Instruction>
Filter out everything except lines holding "Российская".

Working data>
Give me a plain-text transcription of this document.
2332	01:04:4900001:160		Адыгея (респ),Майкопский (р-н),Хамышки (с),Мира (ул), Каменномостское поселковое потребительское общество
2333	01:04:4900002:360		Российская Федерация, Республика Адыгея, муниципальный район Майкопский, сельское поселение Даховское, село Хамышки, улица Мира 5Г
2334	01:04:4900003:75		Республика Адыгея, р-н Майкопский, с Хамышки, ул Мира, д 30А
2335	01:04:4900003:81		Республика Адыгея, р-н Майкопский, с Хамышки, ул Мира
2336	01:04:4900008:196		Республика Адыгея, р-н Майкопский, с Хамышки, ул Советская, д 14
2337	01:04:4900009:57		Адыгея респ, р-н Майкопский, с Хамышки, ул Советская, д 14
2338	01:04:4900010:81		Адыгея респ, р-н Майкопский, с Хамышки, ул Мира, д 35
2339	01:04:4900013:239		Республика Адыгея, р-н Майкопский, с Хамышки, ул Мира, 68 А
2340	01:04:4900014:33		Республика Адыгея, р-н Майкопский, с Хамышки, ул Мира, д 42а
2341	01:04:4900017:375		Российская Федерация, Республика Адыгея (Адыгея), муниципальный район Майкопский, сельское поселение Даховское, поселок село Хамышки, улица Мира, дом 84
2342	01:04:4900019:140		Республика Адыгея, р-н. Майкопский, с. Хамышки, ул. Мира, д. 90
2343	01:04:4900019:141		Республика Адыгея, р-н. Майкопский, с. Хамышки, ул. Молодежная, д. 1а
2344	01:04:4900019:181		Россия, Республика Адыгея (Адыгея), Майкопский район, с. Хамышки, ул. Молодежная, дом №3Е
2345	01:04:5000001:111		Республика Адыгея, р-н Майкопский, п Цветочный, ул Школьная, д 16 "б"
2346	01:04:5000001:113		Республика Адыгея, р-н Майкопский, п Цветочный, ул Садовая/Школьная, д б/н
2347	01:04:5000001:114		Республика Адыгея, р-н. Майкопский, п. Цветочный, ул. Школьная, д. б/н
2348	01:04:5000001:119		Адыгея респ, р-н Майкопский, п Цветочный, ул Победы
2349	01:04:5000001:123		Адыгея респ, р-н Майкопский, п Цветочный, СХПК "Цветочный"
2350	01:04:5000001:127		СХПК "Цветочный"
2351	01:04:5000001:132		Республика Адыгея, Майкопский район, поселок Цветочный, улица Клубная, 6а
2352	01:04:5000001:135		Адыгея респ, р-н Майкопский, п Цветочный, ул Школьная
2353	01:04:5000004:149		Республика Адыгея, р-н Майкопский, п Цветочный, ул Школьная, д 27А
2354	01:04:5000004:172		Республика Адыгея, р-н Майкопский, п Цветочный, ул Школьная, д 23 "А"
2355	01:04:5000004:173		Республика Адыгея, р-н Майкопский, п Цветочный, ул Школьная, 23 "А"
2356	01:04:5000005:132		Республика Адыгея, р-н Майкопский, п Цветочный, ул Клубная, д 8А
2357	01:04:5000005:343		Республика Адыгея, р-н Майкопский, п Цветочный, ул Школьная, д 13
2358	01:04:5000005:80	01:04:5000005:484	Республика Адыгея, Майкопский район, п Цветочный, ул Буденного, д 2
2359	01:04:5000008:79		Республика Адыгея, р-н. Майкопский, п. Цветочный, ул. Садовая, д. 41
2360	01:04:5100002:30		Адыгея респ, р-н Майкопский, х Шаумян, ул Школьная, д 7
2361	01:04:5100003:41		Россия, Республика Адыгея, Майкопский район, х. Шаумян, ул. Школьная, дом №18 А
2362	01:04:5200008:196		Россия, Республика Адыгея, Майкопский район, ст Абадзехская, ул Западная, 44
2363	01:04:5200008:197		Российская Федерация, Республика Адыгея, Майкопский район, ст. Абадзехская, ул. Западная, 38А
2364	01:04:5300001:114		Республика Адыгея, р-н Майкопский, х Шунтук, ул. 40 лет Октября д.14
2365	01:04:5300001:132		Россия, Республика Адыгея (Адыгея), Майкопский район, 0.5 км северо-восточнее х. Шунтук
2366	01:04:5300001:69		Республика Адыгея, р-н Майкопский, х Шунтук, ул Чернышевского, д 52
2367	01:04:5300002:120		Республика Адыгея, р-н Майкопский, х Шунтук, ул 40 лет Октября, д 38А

Written reply>
2333	01:04:4900002:360		Российская Федерация, Республика Адыгея, муниципальный район Майкопский, сельское поселение Даховское, село Хамышки, улица Мира 5Г
2341	01:04:4900017:375		Российская Федерация, Республика Адыгея (Адыгея), муниципальный район Майкопский, сельское поселение Даховское, поселок село Хамышки, улица Мира, дом 84
2363	01:04:5200008:197		Российская Федерация, Республика Адыгея, Майкопский район, ст. Абадзехская, ул. Западная, 38А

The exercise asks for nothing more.